Dataset items:
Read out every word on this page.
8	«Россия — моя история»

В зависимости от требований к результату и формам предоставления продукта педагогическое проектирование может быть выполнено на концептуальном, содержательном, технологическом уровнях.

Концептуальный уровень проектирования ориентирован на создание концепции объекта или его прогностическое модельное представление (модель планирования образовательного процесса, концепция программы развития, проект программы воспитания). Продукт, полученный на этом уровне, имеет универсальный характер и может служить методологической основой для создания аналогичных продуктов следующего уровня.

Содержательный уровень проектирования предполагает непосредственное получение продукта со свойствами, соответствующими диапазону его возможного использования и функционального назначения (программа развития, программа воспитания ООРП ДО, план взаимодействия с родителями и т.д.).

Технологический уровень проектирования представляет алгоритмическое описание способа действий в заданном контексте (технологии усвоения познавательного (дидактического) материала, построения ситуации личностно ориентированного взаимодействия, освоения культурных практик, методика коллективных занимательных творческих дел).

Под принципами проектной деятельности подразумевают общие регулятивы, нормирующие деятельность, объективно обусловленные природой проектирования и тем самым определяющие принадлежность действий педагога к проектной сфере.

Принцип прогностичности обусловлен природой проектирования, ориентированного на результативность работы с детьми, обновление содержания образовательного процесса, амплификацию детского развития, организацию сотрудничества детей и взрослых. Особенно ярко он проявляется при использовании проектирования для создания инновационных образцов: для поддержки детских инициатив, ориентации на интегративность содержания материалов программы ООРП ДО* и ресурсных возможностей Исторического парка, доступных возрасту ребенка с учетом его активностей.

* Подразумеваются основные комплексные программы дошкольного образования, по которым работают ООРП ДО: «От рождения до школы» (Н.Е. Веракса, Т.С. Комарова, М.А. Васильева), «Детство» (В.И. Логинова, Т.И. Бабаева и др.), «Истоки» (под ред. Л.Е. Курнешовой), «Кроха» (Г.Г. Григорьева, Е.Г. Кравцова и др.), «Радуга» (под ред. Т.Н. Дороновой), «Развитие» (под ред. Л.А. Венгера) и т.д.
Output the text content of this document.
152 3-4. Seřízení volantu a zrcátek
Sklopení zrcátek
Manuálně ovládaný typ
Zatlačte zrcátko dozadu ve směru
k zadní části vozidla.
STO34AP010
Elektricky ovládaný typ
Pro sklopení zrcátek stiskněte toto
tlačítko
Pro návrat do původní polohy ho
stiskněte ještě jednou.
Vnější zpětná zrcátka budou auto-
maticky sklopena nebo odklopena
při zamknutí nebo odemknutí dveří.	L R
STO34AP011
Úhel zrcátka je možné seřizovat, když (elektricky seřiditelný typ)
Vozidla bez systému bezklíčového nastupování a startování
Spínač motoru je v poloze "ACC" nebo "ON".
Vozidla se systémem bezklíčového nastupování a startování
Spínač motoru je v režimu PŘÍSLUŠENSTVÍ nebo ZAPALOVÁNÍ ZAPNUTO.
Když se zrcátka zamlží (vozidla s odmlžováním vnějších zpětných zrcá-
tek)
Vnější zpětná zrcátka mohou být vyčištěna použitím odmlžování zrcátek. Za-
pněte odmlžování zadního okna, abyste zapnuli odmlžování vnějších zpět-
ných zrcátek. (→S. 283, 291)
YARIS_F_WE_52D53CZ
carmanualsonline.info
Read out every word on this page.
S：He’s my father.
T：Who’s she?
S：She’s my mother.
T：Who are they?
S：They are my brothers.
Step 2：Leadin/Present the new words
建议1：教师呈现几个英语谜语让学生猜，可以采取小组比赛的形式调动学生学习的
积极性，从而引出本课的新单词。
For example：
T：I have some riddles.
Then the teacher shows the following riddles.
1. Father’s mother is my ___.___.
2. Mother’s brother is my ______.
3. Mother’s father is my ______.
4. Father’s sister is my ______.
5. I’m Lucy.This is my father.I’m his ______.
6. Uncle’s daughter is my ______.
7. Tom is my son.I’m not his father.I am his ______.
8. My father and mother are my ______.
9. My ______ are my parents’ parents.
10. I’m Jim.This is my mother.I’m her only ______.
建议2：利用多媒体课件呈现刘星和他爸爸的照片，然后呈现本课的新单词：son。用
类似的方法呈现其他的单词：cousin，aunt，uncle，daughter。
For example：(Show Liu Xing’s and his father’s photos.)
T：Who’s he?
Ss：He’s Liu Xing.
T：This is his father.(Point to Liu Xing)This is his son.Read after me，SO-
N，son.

### Exercise prompt
Go through the records. Copy each line where "nebo" appears.

### Task response
maticky sklopena nebo odklopena
při zamknutí nebo odemknutí dveří.	L R
Spínač motoru je v poloze "ACC" nebo "ON".
Spínač motoru je v režimu PŘÍSLUŠENSTVÍ nebo ZAPALOVÁNÍ ZAPNUTO.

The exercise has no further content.